Task goal> Transcribe the records that follow, preserving every word.

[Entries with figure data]
○ ○ ○ ○ ○ ○ ○

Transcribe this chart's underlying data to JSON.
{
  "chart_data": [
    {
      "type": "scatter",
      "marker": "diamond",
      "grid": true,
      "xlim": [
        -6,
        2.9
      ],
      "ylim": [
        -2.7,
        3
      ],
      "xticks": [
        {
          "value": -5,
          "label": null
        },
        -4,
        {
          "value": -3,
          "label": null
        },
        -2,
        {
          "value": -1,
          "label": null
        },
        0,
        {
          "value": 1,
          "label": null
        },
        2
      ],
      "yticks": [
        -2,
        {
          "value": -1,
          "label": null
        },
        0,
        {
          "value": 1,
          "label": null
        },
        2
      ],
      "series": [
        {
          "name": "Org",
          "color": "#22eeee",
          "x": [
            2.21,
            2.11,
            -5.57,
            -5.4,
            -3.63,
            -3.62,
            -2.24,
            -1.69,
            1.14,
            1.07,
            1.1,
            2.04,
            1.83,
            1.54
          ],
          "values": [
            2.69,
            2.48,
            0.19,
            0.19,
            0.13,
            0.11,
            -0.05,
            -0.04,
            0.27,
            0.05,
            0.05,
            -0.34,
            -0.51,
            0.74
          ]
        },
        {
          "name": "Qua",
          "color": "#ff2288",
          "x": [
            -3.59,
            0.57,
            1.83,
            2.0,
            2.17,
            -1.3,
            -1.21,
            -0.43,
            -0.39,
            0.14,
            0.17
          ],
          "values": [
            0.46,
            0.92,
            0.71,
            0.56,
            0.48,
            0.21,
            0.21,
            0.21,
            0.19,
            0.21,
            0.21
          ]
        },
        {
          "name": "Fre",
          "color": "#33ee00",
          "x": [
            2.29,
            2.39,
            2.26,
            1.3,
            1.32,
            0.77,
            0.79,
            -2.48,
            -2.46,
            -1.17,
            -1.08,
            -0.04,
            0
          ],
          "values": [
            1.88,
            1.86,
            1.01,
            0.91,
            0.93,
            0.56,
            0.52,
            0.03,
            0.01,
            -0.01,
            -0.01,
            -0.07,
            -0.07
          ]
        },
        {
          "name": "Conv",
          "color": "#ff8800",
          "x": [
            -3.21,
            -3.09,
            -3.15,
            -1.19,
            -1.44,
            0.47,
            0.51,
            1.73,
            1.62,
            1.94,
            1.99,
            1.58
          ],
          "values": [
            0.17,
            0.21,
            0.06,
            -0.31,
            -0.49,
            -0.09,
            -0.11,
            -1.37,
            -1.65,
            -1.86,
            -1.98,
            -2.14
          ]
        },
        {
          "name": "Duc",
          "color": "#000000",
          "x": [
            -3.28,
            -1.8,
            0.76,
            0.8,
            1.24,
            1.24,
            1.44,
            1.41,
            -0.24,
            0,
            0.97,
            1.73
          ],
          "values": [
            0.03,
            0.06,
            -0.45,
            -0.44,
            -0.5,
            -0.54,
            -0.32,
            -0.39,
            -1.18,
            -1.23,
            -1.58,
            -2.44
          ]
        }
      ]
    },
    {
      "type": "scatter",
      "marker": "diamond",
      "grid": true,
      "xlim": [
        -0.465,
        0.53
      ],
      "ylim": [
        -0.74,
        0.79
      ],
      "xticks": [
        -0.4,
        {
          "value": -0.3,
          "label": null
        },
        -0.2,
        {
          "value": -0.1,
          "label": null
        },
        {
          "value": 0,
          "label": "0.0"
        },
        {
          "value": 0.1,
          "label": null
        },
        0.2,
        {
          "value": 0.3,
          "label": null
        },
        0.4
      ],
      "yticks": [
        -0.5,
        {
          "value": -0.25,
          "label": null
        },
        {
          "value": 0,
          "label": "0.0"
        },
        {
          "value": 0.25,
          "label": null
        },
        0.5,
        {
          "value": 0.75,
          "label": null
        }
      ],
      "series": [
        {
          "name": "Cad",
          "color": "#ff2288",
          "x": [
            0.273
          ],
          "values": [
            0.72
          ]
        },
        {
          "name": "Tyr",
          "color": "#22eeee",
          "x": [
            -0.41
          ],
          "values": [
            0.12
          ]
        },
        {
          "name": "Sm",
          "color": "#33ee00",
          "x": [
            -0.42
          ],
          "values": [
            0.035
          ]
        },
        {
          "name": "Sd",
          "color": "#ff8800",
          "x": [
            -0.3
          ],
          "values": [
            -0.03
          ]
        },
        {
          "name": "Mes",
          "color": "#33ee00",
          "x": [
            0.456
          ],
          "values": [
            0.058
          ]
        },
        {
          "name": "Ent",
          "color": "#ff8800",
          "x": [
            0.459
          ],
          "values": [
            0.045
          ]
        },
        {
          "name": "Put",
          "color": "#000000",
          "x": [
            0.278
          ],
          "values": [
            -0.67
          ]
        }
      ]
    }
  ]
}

○ ○ ○ ○ ○ ○ ○

Result for this exercise>
Transcribe this chart's underlying data to JSON.
{
  "chart_data": [
    {
      "type": "scatter",
      "marker": "diamond",
      "grid": true,
      "xlim": [
        -6,
        2.9
      ],
      "ylim": [
        -2.7,
        3
      ],
      "xticks": [
        {
          "value": -5,
          "label": null
        },
        -4,
        {
          "value": -3,
          "label": null
        },
        -2,
        {
          "value": -1,
          "label": null
        },
        0,
        {
          "value": 1,
          "label": null
        },
        2
      ],
      "yticks": [
        -2,
        {
          "value": -1,
          "label": null
        },
        0,
        {
          "value": 1,
          "label": null
        },
        2
      ],
      "series": [
        {
          "name": "Org",
          "color": "#22eeee",
          "x": [
            2.21,
            2.11,
            -5.57,
            -5.4,
            -3.63,
            -3.62,
            -2.24,
            -1.69,
            1.14,
            1.07,
            1.1,
            2.04,
            1.83,
            1.54
          ],
          "values": [
            2.69,
            2.48,
            0.19,
            0.19,
            0.13,
            0.11,
            -0.05,
            -0.04,
            0.27,
            0.05,
            0.05,
            -0.34,
            -0.51,
            0.74
          ]
        },
        {
          "name": "Qua",
          "color": "#ff2288",
          "x": [
            -3.59,
            0.57,
            1.83,
            2.0,
            2.17,
            -1.3,
            -1.21,
            -0.43,
            -0.39,
            0.14,
            0.17
          ],
          "values": [
            0.46,
            0.92,
            0.71,
            0.56,
            0.48,
            0.21,
            0.21,
            0.21,
            0.19,
            0.21,
            0.21
          ]
        },
        {
          "name": "Fre",
          "color": "#33ee00",
          "x": [
            2.29,
            2.39,
            2.26,
            1.3,
            1.32,
            0.77,
            0.79,
            -2.48,
            -2.46,
            -1.17,
            -1.08,
            -0.04,
            0
          ],
          "values": [
            1.88,
            1.86,
            1.01,
            0.91,
            0.93,
            0.56,
            0.52,
            0.03,
            0.01,
            -0.01,
            -0.01,
            -0.07,
            -0.07
          ]
        },
        {
          "name": "Conv",
          "color": "#ff8800",
          "x": [
            -3.21,
            -3.09,
            -3.15,
            -1.19,
            -1.44,
            0.47,
            0.51,
            1.73,
            1.62,
            1.94,
            1.99,
            1.58
          ],
          "values": [
            0.17,
            0.21,
            0.06,
            -0.31,
            -0.49,
            -0.09,
            -0.11,
            -1.37,
            -1.65,
            -1.86,
            -1.98,
            -2.14
          ]
        },
        {
          "name": "Duc",
          "color": "#000000",
          "x": [
            -3.28,
            -1.8,
            0.76,
            0.8,
            1.24,
            1.24,
            1.44,
            1.41,
            -0.24,
            0,
            0.97,
            1.73
          ],
          "values": [
            0.03,
            0.06,
            -0.45,
            -0.44,
            -0.5,
            -0.54,
            -0.32,
            -0.39,
            -1.18,
            -1.23,
            -1.58,
            -2.44
          ]
        }
      ]
    },
    {
      "type": "scatter",
      "marker": "diamond",
      "grid": true,
      "xlim": [
        -0.465,
        0.53
      ],
      "ylim": [
        -0.74,
        0.79
      ],
      "xticks": [
        -0.4,
        {
          "value": -0.3,
          "label": null
        },
        -0.2,
        {
          "value": -0.1,
          "label": null
        },
        {
          "value": 0,
          "label": "0.0"
        },
        {
          "value": 0.1,
          "label": null
        },
        0.2,
        {
          "value": 0.3,
          "label": null
        },
        0.4
      ],
      "yticks": [
        -0.5,
        {
          "value": -0.25,
          "label": null
        },
        {
          "value": 0,
          "label": "0.0"
        },
        {
          "value": 0.25,
          "label": null
        },
        0.5,
        {
          "value": 0.75,
          "label": null
        }
      ],
      "series": [
        {
          "name": "Cad",
          "color": "#ff2288",
          "x": [
            0.273
          ],
          "values": [
            0.72
          ]
        },
        {
          "name": "Tyr",
          "color": "#22eeee",
          "x": [
            -0.41
          ],
          "values": [
            0.12
          ]
        },
        {
          "name": "Sm",
          "color": "#33ee00",
          "x": [
            -0.42
          ],
          "values": [
            0.035
          ]
        },
        {
          "name": "Sd",
          "color": "#ff8800",
          "x": [
            -0.3
          ],
          "values": [
            -0.03
          ]
        },
        {
          "name": "Mes",
          "color": "#33ee00",
          "x": [
            0.456
          ],
          "values": [
            0.058
          ]
        },
        {
          "name": "Ent",
          "color": "#ff8800",
          "x": [
            0.459
          ],
          "values": [
            0.045
          ]
        },
        {
          "name": "Put",
          "color": "#000000",
          "x": [
            0.278
          ],
          "values": [
            -0.67
          ]
        }
      ]
    }
  ]
}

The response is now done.